→ Exercise goal
Pictures in the data below are not part of the copy; transcribe everything else exactly.
++++++
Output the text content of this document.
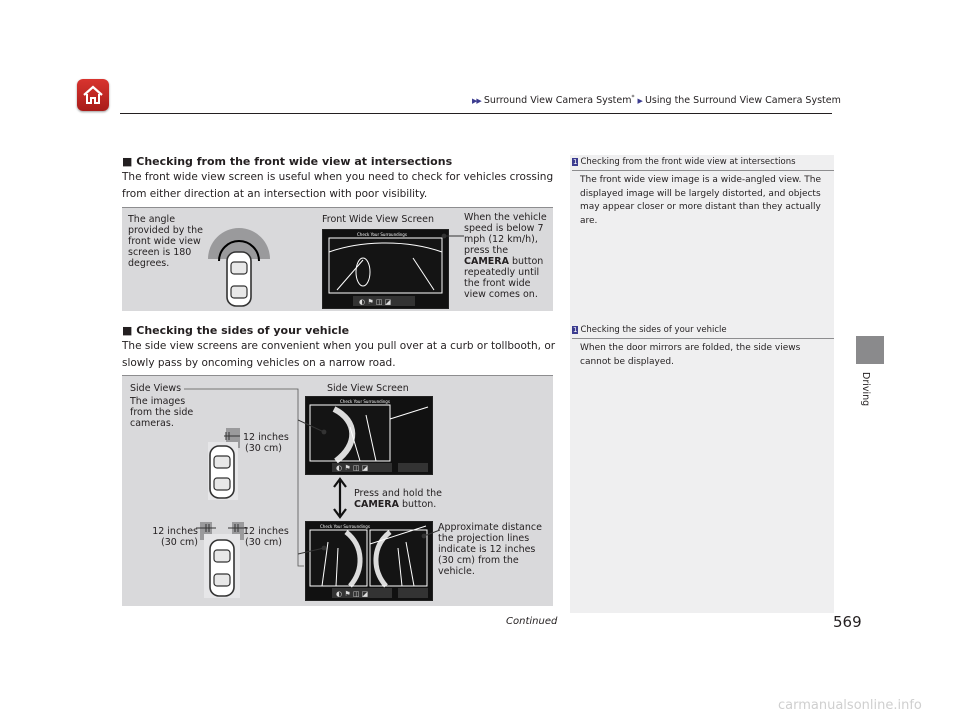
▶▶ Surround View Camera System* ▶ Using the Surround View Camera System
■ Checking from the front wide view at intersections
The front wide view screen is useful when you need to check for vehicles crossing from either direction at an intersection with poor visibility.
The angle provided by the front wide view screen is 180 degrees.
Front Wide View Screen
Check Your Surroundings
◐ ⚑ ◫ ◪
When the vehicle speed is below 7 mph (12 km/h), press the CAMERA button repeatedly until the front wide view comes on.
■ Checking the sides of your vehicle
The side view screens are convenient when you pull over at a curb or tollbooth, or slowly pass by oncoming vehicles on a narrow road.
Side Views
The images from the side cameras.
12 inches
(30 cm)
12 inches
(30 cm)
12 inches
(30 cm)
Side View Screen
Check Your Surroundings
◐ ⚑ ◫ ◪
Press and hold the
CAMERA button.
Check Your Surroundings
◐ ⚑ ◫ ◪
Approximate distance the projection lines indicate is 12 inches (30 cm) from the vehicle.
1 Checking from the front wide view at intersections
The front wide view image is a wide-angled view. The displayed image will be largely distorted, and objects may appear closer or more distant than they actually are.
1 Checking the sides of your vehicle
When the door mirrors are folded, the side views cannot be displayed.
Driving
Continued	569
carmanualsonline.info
++++++
→ Worked solution
Output the text content of this document.
▶▶ Surround View Camera System* ▶ Using the Surround View Camera System
■ Checking from the front wide view at intersections
The front wide view screen is useful when you need to check for vehicles crossing from either direction at an intersection with poor visibility.
The angle provided by the front wide view screen is 180 degrees.
Front Wide View Screen
Check Your Surroundings
◐ ⚑ ◫ ◪
When the vehicle speed is below 7 mph (12 km/h), press the CAMERA button repeatedly until the front wide view comes on.
■ Checking the sides of your vehicle
The side view screens are convenient when you pull over at a curb or tollbooth, or slowly pass by oncoming vehicles on a narrow road.
Side Views
The images from the side cameras.
12 inches
(30 cm)
12 inches
(30 cm)
12 inches
(30 cm)
Side View Screen
Check Your Surroundings
◐ ⚑ ◫ ◪
Press and hold the
CAMERA button.
Check Your Surroundings
◐ ⚑ ◫ ◪
Approximate distance the projection lines indicate is 12 inches (30 cm) from the vehicle.
1 Checking from the front wide view at intersections
The front wide view image is a wide-angled view. The displayed image will be largely distorted, and objects may appear closer or more distant than they actually are.
1 Checking the sides of your vehicle
When the door mirrors are folded, the side views cannot be displayed.
Driving
Continued	569
carmanualsonline.info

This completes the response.